> [EXERCISE DETAILS]
Check each line below for "Height" and report how many have it, nothing else.

> [DATA FOR THIS EXERCISE]
--- start ---

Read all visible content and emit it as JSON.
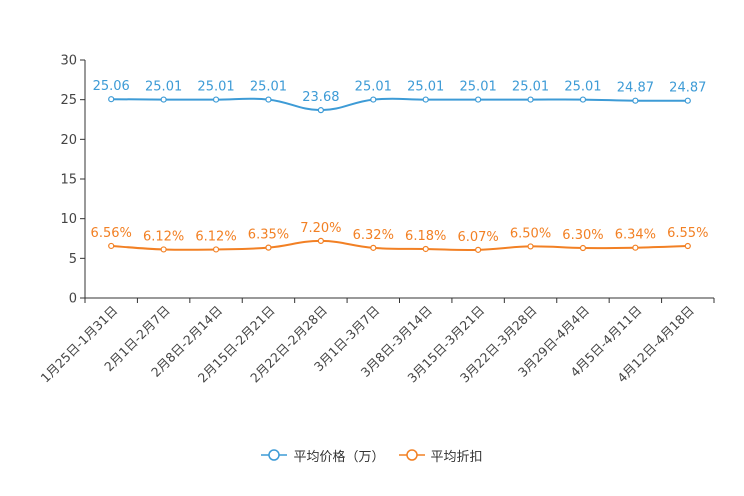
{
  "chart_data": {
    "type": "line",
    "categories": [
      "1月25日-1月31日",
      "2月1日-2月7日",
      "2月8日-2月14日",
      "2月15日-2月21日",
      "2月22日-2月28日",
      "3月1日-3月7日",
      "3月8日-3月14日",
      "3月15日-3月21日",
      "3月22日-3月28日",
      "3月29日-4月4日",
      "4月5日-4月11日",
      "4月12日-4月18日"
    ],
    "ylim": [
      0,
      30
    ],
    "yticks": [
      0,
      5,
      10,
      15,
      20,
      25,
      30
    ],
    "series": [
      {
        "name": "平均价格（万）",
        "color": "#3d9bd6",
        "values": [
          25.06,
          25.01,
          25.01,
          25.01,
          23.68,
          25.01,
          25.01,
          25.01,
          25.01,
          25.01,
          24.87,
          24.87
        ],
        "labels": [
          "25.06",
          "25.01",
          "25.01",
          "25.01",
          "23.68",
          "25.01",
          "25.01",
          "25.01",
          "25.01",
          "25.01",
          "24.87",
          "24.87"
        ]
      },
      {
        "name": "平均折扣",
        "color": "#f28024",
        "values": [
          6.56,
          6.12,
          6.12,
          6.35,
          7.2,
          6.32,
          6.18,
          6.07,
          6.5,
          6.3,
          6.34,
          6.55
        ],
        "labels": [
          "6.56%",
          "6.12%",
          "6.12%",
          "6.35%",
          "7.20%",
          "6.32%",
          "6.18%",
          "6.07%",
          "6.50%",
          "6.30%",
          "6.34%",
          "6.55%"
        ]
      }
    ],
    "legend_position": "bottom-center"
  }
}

--- end ---
--- start ---

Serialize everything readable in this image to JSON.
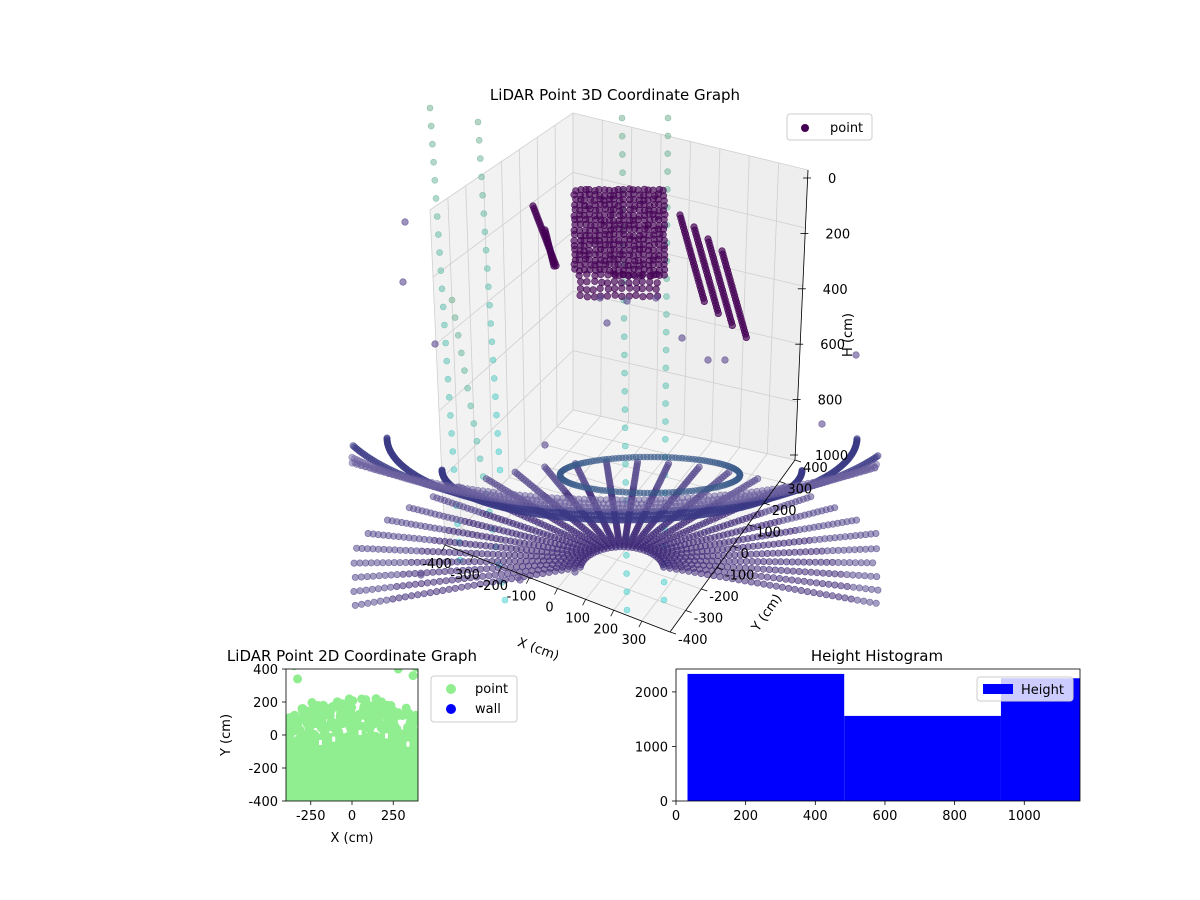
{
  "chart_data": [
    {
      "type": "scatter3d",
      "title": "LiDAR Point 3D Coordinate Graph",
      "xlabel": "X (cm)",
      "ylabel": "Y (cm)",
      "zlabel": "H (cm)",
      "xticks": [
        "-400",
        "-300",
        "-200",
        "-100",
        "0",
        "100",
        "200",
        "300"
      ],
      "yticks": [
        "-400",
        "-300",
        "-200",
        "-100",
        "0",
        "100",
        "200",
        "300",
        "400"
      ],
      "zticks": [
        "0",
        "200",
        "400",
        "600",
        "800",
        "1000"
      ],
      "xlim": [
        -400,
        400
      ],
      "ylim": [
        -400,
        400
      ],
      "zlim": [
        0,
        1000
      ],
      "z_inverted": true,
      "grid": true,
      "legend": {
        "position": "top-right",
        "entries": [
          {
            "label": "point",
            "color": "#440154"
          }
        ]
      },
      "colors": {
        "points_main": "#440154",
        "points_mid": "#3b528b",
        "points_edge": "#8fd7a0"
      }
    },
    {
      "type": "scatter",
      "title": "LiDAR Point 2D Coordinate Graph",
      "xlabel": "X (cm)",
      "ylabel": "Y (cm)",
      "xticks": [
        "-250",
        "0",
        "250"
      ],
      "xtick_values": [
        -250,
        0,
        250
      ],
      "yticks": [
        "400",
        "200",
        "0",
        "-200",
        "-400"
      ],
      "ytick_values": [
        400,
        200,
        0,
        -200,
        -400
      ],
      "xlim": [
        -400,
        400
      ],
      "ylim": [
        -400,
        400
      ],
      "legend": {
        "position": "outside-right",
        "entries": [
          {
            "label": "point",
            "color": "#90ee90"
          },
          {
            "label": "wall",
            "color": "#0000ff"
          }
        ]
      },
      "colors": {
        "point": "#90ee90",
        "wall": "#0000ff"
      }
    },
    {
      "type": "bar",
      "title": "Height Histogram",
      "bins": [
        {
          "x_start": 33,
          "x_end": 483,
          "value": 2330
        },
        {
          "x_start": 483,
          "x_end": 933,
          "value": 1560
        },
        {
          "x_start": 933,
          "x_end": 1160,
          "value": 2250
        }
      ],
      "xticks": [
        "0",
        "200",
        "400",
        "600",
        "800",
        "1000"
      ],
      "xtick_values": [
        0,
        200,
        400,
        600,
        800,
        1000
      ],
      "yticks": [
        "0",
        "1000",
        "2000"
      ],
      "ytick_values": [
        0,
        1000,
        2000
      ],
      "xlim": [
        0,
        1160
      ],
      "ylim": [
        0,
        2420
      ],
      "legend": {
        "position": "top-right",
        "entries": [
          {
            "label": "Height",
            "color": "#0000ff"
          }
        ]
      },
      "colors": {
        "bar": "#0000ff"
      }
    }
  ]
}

--- end ---
--- start ---

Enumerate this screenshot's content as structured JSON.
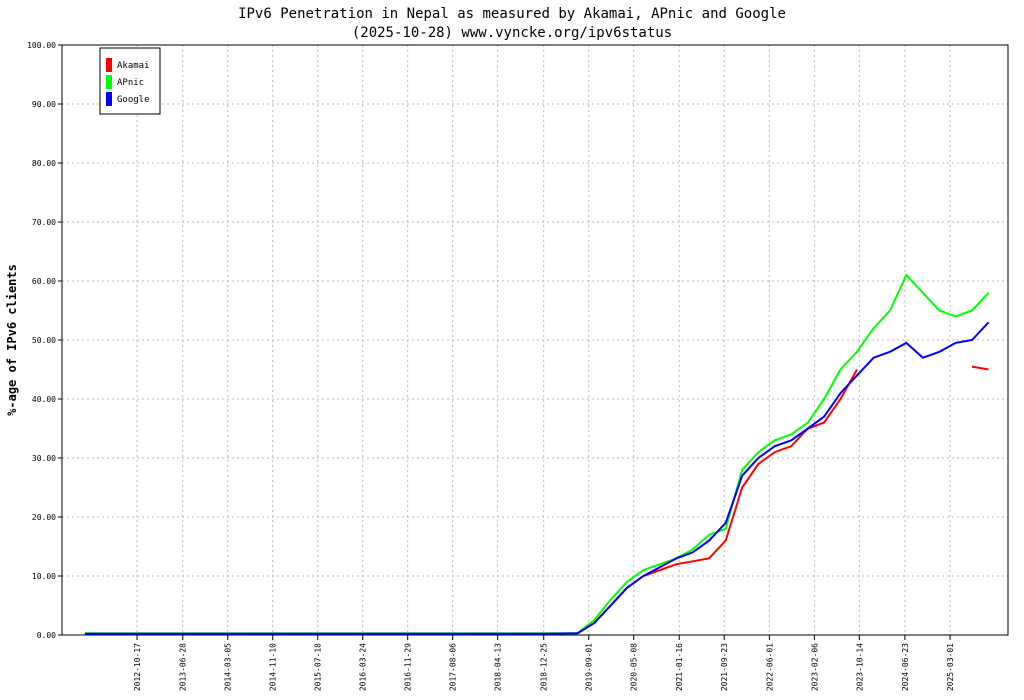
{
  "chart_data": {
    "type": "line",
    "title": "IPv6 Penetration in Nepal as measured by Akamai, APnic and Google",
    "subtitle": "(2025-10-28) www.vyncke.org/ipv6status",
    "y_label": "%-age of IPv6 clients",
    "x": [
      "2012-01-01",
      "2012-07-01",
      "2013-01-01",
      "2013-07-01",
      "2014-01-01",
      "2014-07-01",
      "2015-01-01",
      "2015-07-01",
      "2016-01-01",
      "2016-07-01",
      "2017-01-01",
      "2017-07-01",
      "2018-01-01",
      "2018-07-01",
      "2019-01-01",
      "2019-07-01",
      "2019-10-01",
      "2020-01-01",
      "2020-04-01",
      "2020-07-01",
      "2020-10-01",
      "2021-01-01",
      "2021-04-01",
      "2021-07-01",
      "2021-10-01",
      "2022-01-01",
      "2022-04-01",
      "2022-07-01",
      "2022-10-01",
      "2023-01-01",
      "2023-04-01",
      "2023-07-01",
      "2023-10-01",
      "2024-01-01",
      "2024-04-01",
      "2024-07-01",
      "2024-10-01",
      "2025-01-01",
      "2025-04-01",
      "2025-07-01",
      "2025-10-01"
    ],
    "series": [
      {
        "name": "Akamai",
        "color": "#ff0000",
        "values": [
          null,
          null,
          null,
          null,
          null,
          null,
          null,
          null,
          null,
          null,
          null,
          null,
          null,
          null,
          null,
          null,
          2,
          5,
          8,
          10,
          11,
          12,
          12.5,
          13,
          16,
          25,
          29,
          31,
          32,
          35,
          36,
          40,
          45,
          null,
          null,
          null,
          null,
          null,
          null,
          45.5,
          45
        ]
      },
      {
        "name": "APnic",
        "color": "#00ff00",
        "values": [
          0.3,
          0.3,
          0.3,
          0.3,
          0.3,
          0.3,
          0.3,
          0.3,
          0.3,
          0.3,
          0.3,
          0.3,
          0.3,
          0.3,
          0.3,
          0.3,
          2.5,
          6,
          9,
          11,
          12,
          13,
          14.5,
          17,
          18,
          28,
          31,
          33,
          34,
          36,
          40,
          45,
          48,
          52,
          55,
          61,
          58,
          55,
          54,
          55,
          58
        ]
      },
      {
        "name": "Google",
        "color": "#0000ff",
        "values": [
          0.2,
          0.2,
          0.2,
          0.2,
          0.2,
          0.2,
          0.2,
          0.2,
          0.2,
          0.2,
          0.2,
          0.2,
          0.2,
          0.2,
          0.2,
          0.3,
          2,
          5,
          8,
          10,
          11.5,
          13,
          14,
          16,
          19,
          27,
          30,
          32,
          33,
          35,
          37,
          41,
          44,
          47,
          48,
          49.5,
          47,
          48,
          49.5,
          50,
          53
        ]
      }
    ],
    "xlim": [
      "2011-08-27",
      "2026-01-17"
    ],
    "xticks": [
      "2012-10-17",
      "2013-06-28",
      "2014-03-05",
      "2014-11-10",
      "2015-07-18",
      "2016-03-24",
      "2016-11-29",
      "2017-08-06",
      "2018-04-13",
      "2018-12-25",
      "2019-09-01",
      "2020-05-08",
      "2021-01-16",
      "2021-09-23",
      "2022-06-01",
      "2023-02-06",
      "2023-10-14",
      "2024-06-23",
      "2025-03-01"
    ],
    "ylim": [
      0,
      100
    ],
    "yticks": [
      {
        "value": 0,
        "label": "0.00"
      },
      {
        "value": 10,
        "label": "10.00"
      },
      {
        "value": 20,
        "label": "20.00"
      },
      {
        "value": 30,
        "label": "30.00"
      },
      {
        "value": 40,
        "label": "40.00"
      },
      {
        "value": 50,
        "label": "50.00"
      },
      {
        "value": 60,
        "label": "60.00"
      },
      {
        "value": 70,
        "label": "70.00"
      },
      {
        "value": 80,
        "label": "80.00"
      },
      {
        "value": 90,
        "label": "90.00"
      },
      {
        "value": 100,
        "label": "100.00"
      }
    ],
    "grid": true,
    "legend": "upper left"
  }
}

--- end ---

> [EXERCISE OUTPUT]
2